*What you have to do:*
Reproduce the lines of the listing below from the line holding "result-siltig-sand: Siltig sand" through the line holding "hand-illustration-lower (7, 561, 162, 653)", inclusive, changing every "result" to "outcome" and keeping everything else the same.

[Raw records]
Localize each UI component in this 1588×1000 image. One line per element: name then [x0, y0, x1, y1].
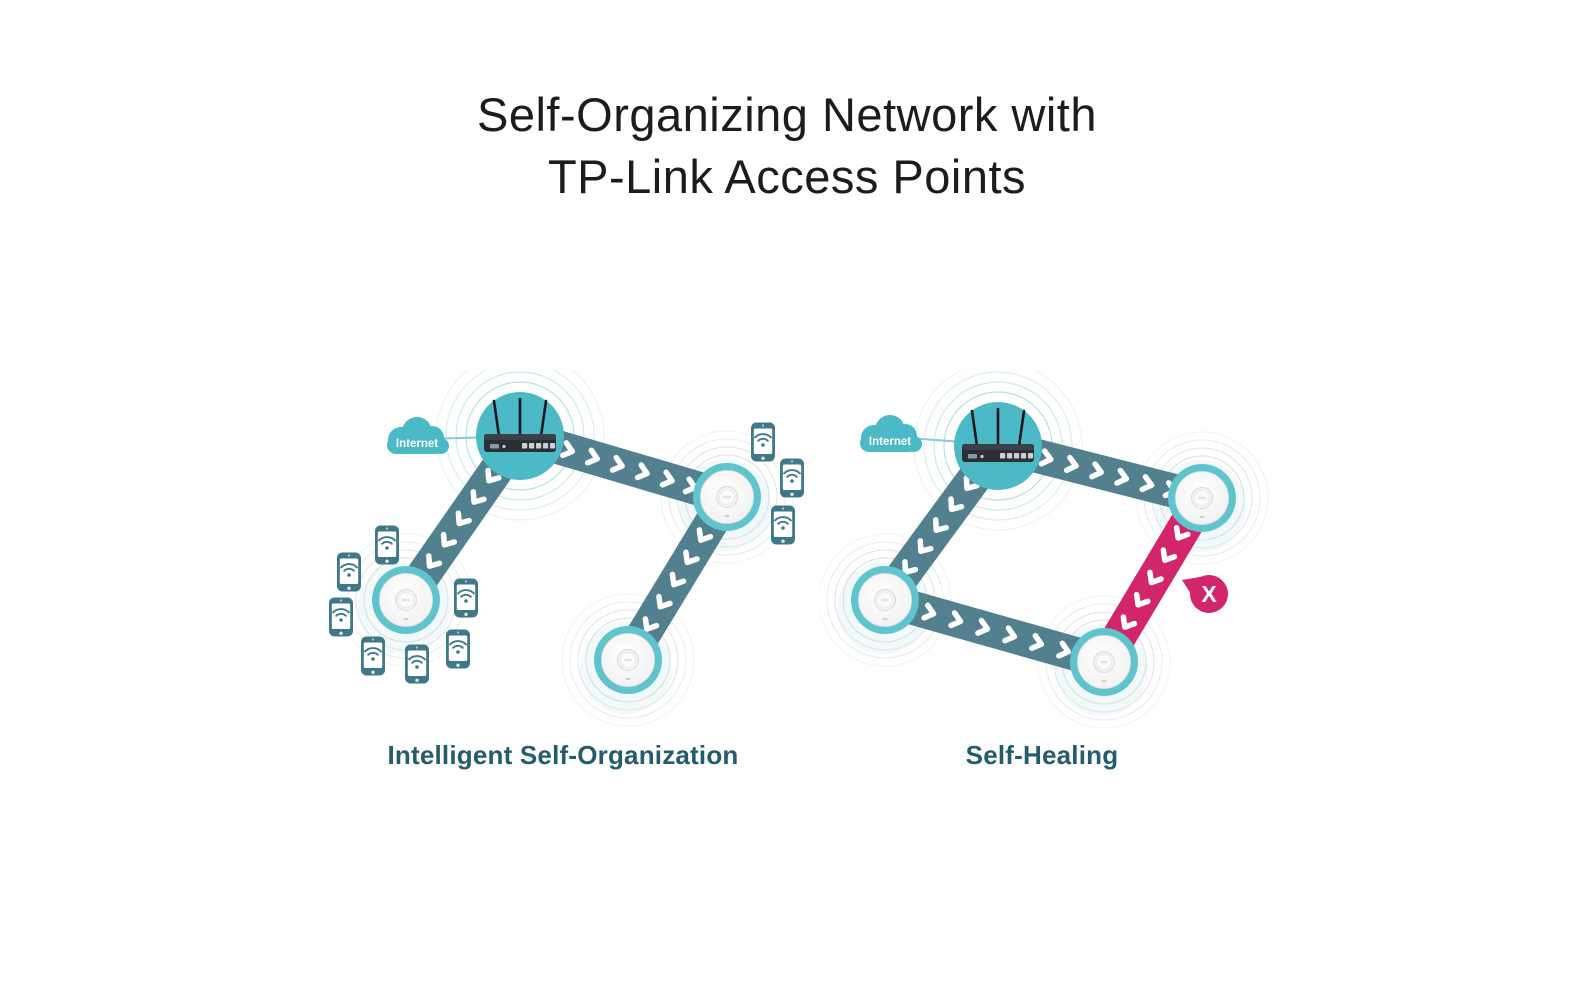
router-node: [954, 402, 1042, 490]
client-phone-icon: [770, 504, 796, 546]
broken-link-x-icon: X: [1201, 581, 1217, 607]
client-phone-icon: [360, 635, 386, 677]
client-phone-icon: [404, 643, 430, 685]
self-healing-diagram: Internet X: [820, 370, 1269, 729]
intelligent-self-organization-diagram: Internet: [328, 370, 805, 727]
page-title: Self-Organizing Network with TP-Link Acc…: [387, 84, 1187, 208]
access-point-3: [593, 625, 663, 695]
access-point-2: [850, 565, 920, 635]
client-phone-icon: [374, 524, 400, 566]
link-ap2-to-ap3: [880, 583, 1109, 679]
client-phone-icon: [779, 457, 805, 499]
access-point-1: [1167, 463, 1237, 533]
client-phone-icon: [453, 577, 479, 619]
internet-label: Internet: [869, 436, 911, 448]
broken-link-badge: X: [1182, 575, 1228, 613]
router-node: [476, 392, 564, 480]
client-phone-icon: [328, 596, 354, 638]
internet-cloud: Internet: [387, 417, 449, 454]
client-phone-icon: [336, 551, 362, 593]
caption-self-healing: Self-Healing: [965, 740, 1119, 770]
client-phone-icon: [750, 421, 776, 463]
client-phone-icon: [445, 628, 471, 670]
access-point-3: [1069, 627, 1139, 697]
access-point-1: [371, 565, 441, 635]
internet-cloud: Internet: [860, 415, 922, 452]
internet-label: Internet: [396, 438, 438, 450]
page-title-line1: Self-Organizing Network with: [477, 88, 1097, 141]
page-title-line2: TP-Link Access Points: [547, 150, 1027, 203]
access-point-2: [692, 462, 762, 532]
caption-intelligent-self-organization: Intelligent Self-Organization: [387, 740, 739, 770]
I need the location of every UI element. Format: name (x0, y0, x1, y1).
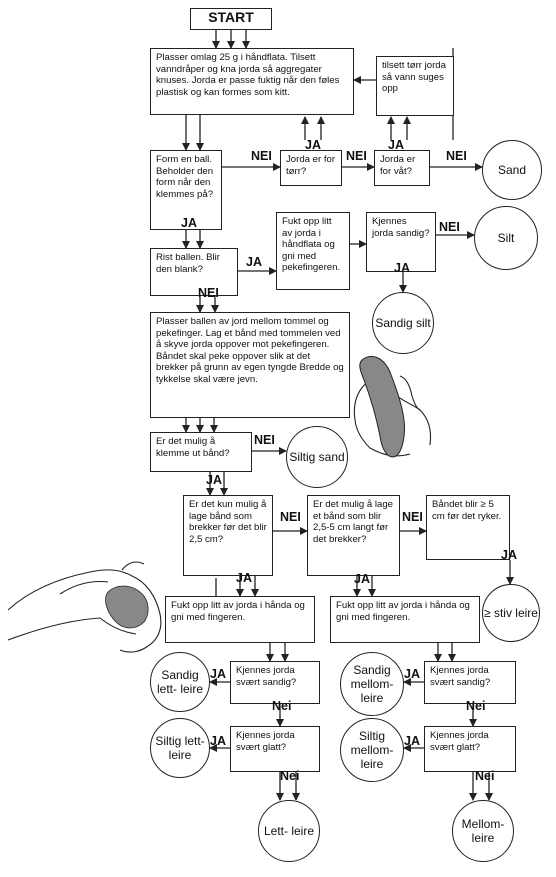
result-siltig-sand: Siltig sand (286, 426, 348, 488)
label-nei: NEI (446, 149, 467, 163)
box-for-vat: Jorda er for våt? (374, 150, 430, 186)
result-sandig-mellomleire: Sandig mellom- leire (340, 652, 404, 716)
result-stiv-leire: ≥ stiv leire (482, 584, 540, 642)
result-mellomleire: Mellom- leire (452, 800, 514, 862)
hand-illustration-lower (7, 561, 162, 653)
box-svaert-glatt-venstre: Kjennes jorda svært glatt? (230, 726, 320, 772)
label-ja: JA (501, 548, 517, 562)
label-ja: JA (210, 734, 226, 748)
label-ja: JA (246, 255, 262, 269)
result-lettleire: Lett- leire (258, 800, 320, 862)
start-terminal: START (190, 8, 272, 30)
label-nei: Nei (466, 699, 486, 713)
box-band-2-5-til-5: Er det mulig å lage et bånd som blir 2,5… (307, 495, 400, 576)
label-ja: JA (394, 261, 410, 275)
box-tilsett-torr-jord: tilsett tørr jorda så vann suges opp (376, 56, 454, 116)
label-nei: NEI (251, 149, 272, 163)
box-klemme-ut-band: Er det mulig å klemme ut bånd? (150, 432, 252, 472)
label-nei: NEI (346, 149, 367, 163)
result-siltig-mellomleire: Siltig mellom- leire (340, 718, 404, 782)
label-nei: Nei (475, 769, 495, 783)
label-nei: NEI (198, 286, 219, 300)
label-nei: NEI (254, 433, 275, 447)
result-silt: Silt (474, 206, 538, 270)
label-nei: NEI (402, 510, 423, 524)
box-band-over-5: Båndet blir ≥ 5 cm før det ryker. (426, 495, 510, 560)
label-nei: NEI (439, 220, 460, 234)
box-svaert-glatt-hoyre: Kjennes jorda svært glatt? (424, 726, 516, 772)
label-ja: JA (236, 571, 252, 585)
result-siltig-lettleire: Siltig lett- leire (150, 718, 210, 778)
label-nei: NEI (280, 510, 301, 524)
box-for-torr: Jorda er for tørr? (280, 150, 342, 186)
label-ja: JA (305, 138, 321, 152)
box-fukt-opp-venstre: Fukt opp litt av jorda i hånda og gni me… (165, 596, 315, 643)
label-ja: JA (210, 667, 226, 681)
result-sand: Sand (482, 140, 542, 200)
result-sandig-lettleire: Sandig lett- leire (150, 652, 210, 712)
label-ja: JA (404, 734, 420, 748)
label-ja: JA (181, 216, 197, 230)
label-ja: JA (206, 473, 222, 487)
box-svaert-sandig-venstre: Kjennes jorda svært sandig? (230, 661, 320, 704)
box-rist-ballen: Rist ballen. Blir den blank? (150, 248, 238, 296)
label-ja: JA (354, 572, 370, 586)
soil-ribbon-shape (359, 356, 405, 458)
box-kjennes-sandig: Kjennes jorda sandig? (366, 212, 436, 272)
box-fukt-opp-hoyre: Fukt opp litt av jorda i hånda og gni me… (330, 596, 480, 643)
box-form-ball: Form en ball. Beholder den form når den … (150, 150, 222, 230)
label-nei: Nei (272, 699, 292, 713)
label-ja: JA (388, 138, 404, 152)
label-ja: JA (404, 667, 420, 681)
box-fukt-opp-1: Fukt opp litt av jorda i håndflata og gn… (276, 212, 350, 290)
box-svaert-sandig-hoyre: Kjennes jorda svært sandig? (424, 661, 516, 704)
box-kun-mulig-band: Er det kun mulig å lage bånd som brekker… (183, 495, 273, 576)
box-plasser-ballen: Plasser ballen av jord mellom tommel og … (150, 312, 350, 418)
result-sandig-silt: Sandig silt (372, 292, 434, 354)
soil-smear-shape (105, 585, 149, 629)
box-plasser-jord: Plasser omlag 25 g i håndflata. Tilsett … (150, 48, 354, 115)
label-nei: Nei (280, 769, 300, 783)
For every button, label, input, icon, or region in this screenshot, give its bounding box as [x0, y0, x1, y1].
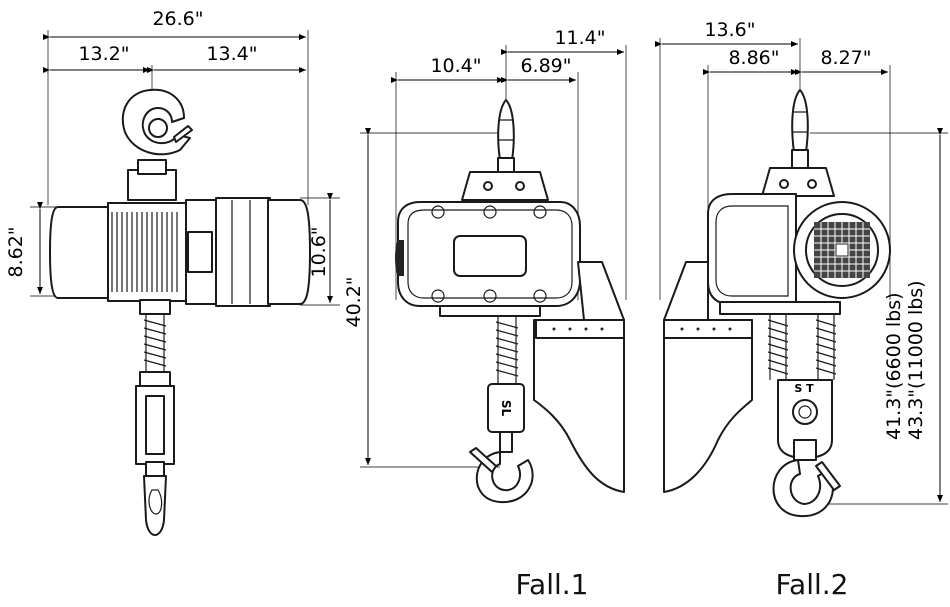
fall1-bottom-block: SL	[469, 383, 534, 504]
side-left-width-label: 13.2"	[78, 43, 129, 65]
fall1-chain-bag	[533, 261, 625, 493]
fall1-top-hook	[497, 99, 515, 175]
side-bottom-block	[135, 371, 175, 536]
fall1-headroom-label: 40.2"	[343, 276, 365, 327]
fall2-left-width-label: 8.86"	[728, 47, 779, 69]
fall1-chain	[495, 316, 519, 384]
fall2-body-tag: S T	[794, 382, 814, 395]
fall2-chains	[767, 314, 837, 380]
fall2-bottom-block: S T	[772, 379, 841, 518]
side-right-width-label: 13.4"	[206, 43, 257, 65]
fall2-caption: Fall.2	[776, 568, 849, 601]
fall2-top-hook	[791, 89, 809, 169]
fall2-view: 13.6" 8.86" 8.27" 41.3"(6600 lbs) 43.3"(…	[655, 19, 948, 518]
fall2-overall-width-label: 13.6"	[704, 19, 755, 41]
fall1-overall-width-label: 11.4"	[554, 27, 605, 49]
side-chain	[143, 314, 167, 372]
fall1-left-width-label: 10.4"	[430, 55, 481, 77]
fall2-body	[707, 167, 891, 315]
fall1-body-tag: SL	[499, 400, 513, 417]
fall1-view: 11.4" 10.4" 6.89" 40.2"	[343, 27, 627, 504]
side-motor-body	[49, 197, 311, 315]
fall1-right-width-label: 6.89"	[520, 55, 571, 77]
fall2-chain-bag	[663, 261, 753, 493]
side-top-hook	[121, 88, 193, 201]
side-motor-height-label: 10.6"	[308, 226, 330, 277]
fall1-caption: Fall.1	[516, 568, 589, 601]
side-view: 26.6" 13.2" 13.4" 8.62" 10.6"	[5, 8, 340, 536]
fall1-body	[395, 171, 581, 317]
fall2-motor-grille	[814, 222, 870, 278]
fall2-right-width-label: 8.27"	[820, 47, 871, 69]
fall2-headroom-11000-label: 43.3"(11000 lbs)	[905, 280, 927, 440]
side-overall-width-label: 26.6"	[152, 8, 203, 30]
side-body-height-label: 8.62"	[5, 226, 27, 277]
fall2-headroom-6600-label: 41.3"(6600 lbs)	[883, 292, 905, 440]
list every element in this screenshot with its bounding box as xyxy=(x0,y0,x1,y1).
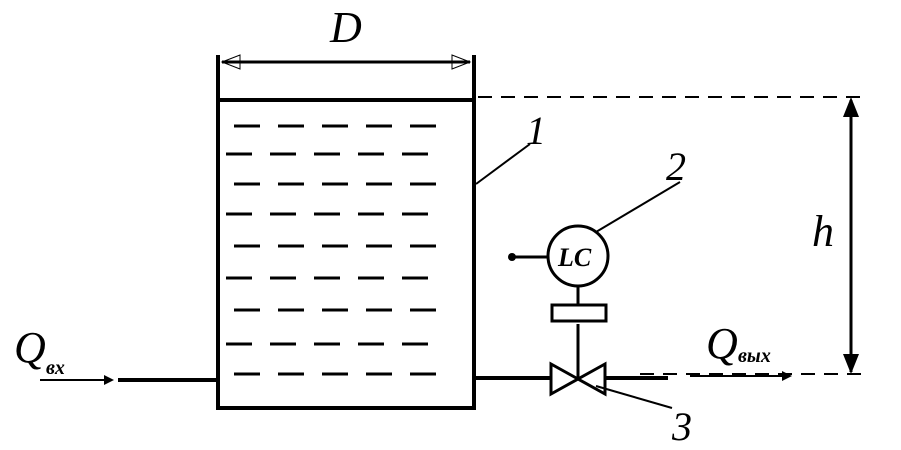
height-dimension xyxy=(843,97,859,374)
tank-walls xyxy=(216,55,476,410)
valve-leader-line xyxy=(595,385,673,409)
outflow-q-label: Q xyxy=(706,319,738,368)
controller-tag: LC xyxy=(557,243,592,272)
inflow-q-label: Q xyxy=(14,323,46,372)
height-label: h xyxy=(812,207,834,256)
controller-signal-dot xyxy=(508,253,516,261)
diameter-dimension xyxy=(220,54,472,70)
tank-leader-line xyxy=(475,143,531,185)
tank-number-label: 1 xyxy=(526,108,546,153)
controller-number-label: 2 xyxy=(666,144,686,189)
liquid-hatching xyxy=(226,124,436,376)
outflow-subscript: вых xyxy=(738,345,771,367)
valve-number-label: 3 xyxy=(671,404,692,449)
valve-actuator xyxy=(550,303,608,323)
diameter-label: D xyxy=(329,3,362,52)
inflow-subscript: вх xyxy=(46,357,65,379)
controller-leader-line xyxy=(595,181,681,233)
control-valve xyxy=(549,285,608,397)
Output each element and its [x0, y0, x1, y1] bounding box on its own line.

*Task answer:*
outcome-siltig-sand: Siltig sand (286, 426, 348, 488)
label-nei: NEI (446, 149, 467, 163)
box-for-vat: Jorda er for våt? (374, 150, 430, 186)
outcome-sandig-mellomleire: Sandig mellom- leire (340, 652, 404, 716)
outcome-stiv-leire: ≥ stiv leire (482, 584, 540, 642)
outcome-mellomleire: Mellom- leire (452, 800, 514, 862)
hand-illustration-lower (7, 561, 162, 653)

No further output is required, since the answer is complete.